Would you quote the material below in full and unchanged?

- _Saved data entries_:
◇ ◇ ◇
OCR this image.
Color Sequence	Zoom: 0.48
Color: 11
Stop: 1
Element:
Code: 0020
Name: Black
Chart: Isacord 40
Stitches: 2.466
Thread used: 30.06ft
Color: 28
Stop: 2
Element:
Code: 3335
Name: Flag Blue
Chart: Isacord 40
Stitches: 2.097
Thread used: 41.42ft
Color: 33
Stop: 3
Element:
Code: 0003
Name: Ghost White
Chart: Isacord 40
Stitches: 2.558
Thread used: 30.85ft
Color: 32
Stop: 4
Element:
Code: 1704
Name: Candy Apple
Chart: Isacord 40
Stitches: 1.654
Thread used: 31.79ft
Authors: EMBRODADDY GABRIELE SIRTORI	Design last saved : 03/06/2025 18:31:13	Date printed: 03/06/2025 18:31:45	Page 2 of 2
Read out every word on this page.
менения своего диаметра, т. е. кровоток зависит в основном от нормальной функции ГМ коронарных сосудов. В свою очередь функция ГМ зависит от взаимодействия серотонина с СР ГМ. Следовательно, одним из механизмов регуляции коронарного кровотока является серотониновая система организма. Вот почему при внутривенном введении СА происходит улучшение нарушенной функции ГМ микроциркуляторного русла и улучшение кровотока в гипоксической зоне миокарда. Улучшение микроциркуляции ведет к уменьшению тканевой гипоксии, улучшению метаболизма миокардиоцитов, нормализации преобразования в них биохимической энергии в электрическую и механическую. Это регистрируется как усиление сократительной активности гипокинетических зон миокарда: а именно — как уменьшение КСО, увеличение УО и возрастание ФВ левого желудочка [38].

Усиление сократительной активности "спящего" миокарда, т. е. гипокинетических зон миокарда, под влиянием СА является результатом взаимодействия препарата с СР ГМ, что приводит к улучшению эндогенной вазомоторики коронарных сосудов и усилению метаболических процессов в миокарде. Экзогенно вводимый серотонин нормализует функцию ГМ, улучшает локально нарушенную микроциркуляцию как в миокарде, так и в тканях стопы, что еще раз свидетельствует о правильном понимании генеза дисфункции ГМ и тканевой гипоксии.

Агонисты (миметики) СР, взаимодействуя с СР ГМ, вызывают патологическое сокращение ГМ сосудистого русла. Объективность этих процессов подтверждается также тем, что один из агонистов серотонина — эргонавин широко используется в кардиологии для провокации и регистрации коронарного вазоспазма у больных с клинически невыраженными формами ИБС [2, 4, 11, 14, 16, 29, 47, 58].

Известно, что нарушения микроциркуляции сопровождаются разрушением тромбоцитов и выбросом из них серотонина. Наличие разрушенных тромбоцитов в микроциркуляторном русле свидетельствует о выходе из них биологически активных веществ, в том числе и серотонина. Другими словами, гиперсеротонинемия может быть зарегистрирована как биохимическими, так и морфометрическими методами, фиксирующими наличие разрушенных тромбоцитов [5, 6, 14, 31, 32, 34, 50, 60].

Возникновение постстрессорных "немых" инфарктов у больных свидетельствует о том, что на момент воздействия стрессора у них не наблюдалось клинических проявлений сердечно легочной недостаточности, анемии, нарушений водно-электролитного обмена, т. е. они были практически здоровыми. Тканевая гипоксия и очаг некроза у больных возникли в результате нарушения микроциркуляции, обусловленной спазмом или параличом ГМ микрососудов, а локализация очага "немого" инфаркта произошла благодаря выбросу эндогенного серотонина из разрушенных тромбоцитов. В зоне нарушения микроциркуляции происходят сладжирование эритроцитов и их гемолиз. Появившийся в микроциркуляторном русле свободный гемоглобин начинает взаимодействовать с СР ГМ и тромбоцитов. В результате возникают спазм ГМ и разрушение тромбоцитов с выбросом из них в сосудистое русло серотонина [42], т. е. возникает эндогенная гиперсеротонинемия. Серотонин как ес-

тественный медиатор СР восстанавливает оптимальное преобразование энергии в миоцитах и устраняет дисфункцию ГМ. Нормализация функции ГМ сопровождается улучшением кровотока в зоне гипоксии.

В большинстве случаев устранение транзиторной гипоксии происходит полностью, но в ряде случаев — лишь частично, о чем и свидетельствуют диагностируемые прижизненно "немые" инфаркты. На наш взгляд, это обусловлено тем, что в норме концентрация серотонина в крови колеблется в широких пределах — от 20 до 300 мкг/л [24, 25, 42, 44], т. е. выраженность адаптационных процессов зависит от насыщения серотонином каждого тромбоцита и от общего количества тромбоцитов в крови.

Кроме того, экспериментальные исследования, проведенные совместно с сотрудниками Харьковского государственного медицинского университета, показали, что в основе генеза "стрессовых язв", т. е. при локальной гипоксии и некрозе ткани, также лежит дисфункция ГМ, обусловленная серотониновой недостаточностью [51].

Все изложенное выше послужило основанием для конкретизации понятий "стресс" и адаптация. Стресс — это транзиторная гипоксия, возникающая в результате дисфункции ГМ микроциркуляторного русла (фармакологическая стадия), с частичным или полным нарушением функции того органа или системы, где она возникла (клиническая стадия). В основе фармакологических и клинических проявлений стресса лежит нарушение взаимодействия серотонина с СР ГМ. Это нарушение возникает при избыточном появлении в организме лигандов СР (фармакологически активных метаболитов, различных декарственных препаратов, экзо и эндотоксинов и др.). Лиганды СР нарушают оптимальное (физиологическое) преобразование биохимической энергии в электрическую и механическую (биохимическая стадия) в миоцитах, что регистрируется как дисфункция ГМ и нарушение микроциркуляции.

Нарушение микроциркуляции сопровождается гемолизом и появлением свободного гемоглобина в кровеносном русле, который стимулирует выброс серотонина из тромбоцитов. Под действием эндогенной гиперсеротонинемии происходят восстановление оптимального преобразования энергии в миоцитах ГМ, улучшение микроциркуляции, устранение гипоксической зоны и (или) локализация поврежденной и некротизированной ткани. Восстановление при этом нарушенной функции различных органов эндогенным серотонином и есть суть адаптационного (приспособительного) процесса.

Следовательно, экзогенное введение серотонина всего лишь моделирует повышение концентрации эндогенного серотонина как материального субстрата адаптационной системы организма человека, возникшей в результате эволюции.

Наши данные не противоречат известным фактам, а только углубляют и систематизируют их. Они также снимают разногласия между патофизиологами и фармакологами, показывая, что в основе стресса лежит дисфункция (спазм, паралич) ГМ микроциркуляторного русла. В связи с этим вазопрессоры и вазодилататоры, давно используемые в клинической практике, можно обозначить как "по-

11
◇ ◇ ◇
- _REPLY TO THE TASK_:
OCR this image.
Color Sequence	Zoom: 0.48
Color: 11
Stop: 1
Element:
Code: 0020
Name: Black
Chart: Isacord 40
Stitches: 2.466
Thread used: 30.06ft
Color: 28
Stop: 2
Element:
Code: 3335
Name: Flag Blue
Chart: Isacord 40
Stitches: 2.097
Thread used: 41.42ft
Color: 33
Stop: 3
Element:
Code: 0003
Name: Ghost White
Chart: Isacord 40
Stitches: 2.558
Thread used: 30.85ft
Color: 32
Stop: 4
Element:
Code: 1704
Name: Candy Apple
Chart: Isacord 40
Stitches: 1.654
Thread used: 31.79ft
Authors: EMBRODADDY GABRIELE SIRTORI	Design last saved : 03/06/2025 18:31:13	Date printed: 03/06/2025 18:31:45	Page 2 of 2
Read out every word on this page.
менения своего диаметра, т. е. кровоток зависит в основном от нормальной функции ГМ коронарных сосудов. В свою очередь функция ГМ зависит от взаимодействия серотонина с СР ГМ. Следовательно, одним из механизмов регуляции коронарного кровотока является серотониновая система организма. Вот почему при внутривенном введении СА происходит улучшение нарушенной функции ГМ микроциркуляторного русла и улучшение кровотока в гипоксической зоне миокарда. Улучшение микроциркуляции ведет к уменьшению тканевой гипоксии, улучшению метаболизма миокардиоцитов, нормализации преобразования в них биохимической энергии в электрическую и механическую. Это регистрируется как усиление сократительной активности гипокинетических зон миокарда: а именно — как уменьшение КСО, увеличение УО и возрастание ФВ левого желудочка [38].

Усиление сократительной активности "спящего" миокарда, т. е. гипокинетических зон миокарда, под влиянием СА является результатом взаимодействия препарата с СР ГМ, что приводит к улучшению эндогенной вазомоторики коронарных сосудов и усилению метаболических процессов в миокарде. Экзогенно вводимый серотонин нормализует функцию ГМ, улучшает локально нарушенную микроциркуляцию как в миокарде, так и в тканях стопы, что еще раз свидетельствует о правильном понимании генеза дисфункции ГМ и тканевой гипоксии.

Агонисты (миметики) СР, взаимодействуя с СР ГМ, вызывают патологическое сокращение ГМ сосудистого русла. Объективность этих процессов подтверждается также тем, что один из агонистов серотонина — эргонавин широко используется в кардиологии для провокации и регистрации коронарного вазоспазма у больных с клинически невыраженными формами ИБС [2, 4, 11, 14, 16, 29, 47, 58].

Известно, что нарушения микроциркуляции сопровождаются разрушением тромбоцитов и выбросом из них серотонина. Наличие разрушенных тромбоцитов в микроциркуляторном русле свидетельствует о выходе из них биологически активных веществ, в том числе и серотонина. Другими словами, гиперсеротонинемия может быть зарегистрирована как биохимическими, так и морфометрическими методами, фиксирующими наличие разрушенных тромбоцитов [5, 6, 14, 31, 32, 34, 50, 60].

Возникновение постстрессорных "немых" инфарктов у больных свидетельствует о том, что на момент воздействия стрессора у них не наблюдалось клинических проявлений сердечно легочной недостаточности, анемии, нарушений водно-электролитного обмена, т. е. они были практически здоровыми. Тканевая гипоксия и очаг некроза у больных возникли в результате нарушения микроциркуляции, обусловленной спазмом или параличом ГМ микрососудов, а локализация очага "немого" инфаркта произошла благодаря выбросу эндогенного серотонина из разрушенных тромбоцитов. В зоне нарушения микроциркуляции происходят сладжирование эритроцитов и их гемолиз. Появившийся в микроциркуляторном русле свободный гемоглобин начинает взаимодействовать с СР ГМ и тромбоцитов. В результате возникают спазм ГМ и разрушение тромбоцитов с выбросом из них в сосудистое русло серотонина [42], т. е. возникает эндогенная гиперсеротонинемия. Серотонин как ес-

тественный медиатор СР восстанавливает оптимальное преобразование энергии в миоцитах и устраняет дисфункцию ГМ. Нормализация функции ГМ сопровождается улучшением кровотока в зоне гипоксии.

В большинстве случаев устранение транзиторной гипоксии происходит полностью, но в ряде случаев — лишь частично, о чем и свидетельствуют диагностируемые прижизненно "немые" инфаркты. На наш взгляд, это обусловлено тем, что в норме концентрация серотонина в крови колеблется в широких пределах — от 20 до 300 мкг/л [24, 25, 42, 44], т. е. выраженность адаптационных процессов зависит от насыщения серотонином каждого тромбоцита и от общего количества тромбоцитов в крови.

Кроме того, экспериментальные исследования, проведенные совместно с сотрудниками Харьковского государственного медицинского университета, показали, что в основе генеза "стрессовых язв", т. е. при локальной гипоксии и некрозе ткани, также лежит дисфункция ГМ, обусловленная серотониновой недостаточностью [51].

Все изложенное выше послужило основанием для конкретизации понятий "стресс" и адаптация. Стресс — это транзиторная гипоксия, возникающая в результате дисфункции ГМ микроциркуляторного русла (фармакологическая стадия), с частичным или полным нарушением функции того органа или системы, где она возникла (клиническая стадия). В основе фармакологических и клинических проявлений стресса лежит нарушение взаимодействия серотонина с СР ГМ. Это нарушение возникает при избыточном появлении в организме лигандов СР (фармакологически активных метаболитов, различных декарственных препаратов, экзо и эндотоксинов и др.). Лиганды СР нарушают оптимальное (физиологическое) преобразование биохимической энергии в электрическую и механическую (биохимическая стадия) в миоцитах, что регистрируется как дисфункция ГМ и нарушение микроциркуляции.

Нарушение микроциркуляции сопровождается гемолизом и появлением свободного гемоглобина в кровеносном русле, который стимулирует выброс серотонина из тромбоцитов. Под действием эндогенной гиперсеротонинемии происходят восстановление оптимального преобразования энергии в миоцитах ГМ, улучшение микроциркуляции, устранение гипоксической зоны и (или) локализация поврежденной и некротизированной ткани. Восстановление при этом нарушенной функции различных органов эндогенным серотонином и есть суть адаптационного (приспособительного) процесса.

Следовательно, экзогенное введение серотонина всего лишь моделирует повышение концентрации эндогенного серотонина как материального субстрата адаптационной системы организма человека, возникшей в результате эволюции.

Наши данные не противоречат известным фактам, а только углубляют и систематизируют их. Они также снимают разногласия между патофизиологами и фармакологами, показывая, что в основе стресса лежит дисфункция (спазм, паралич) ГМ микроциркуляторного русла. В связи с этим вазопрессоры и вазодилататоры, давно используемые в клинической практике, можно обозначить как "по-

11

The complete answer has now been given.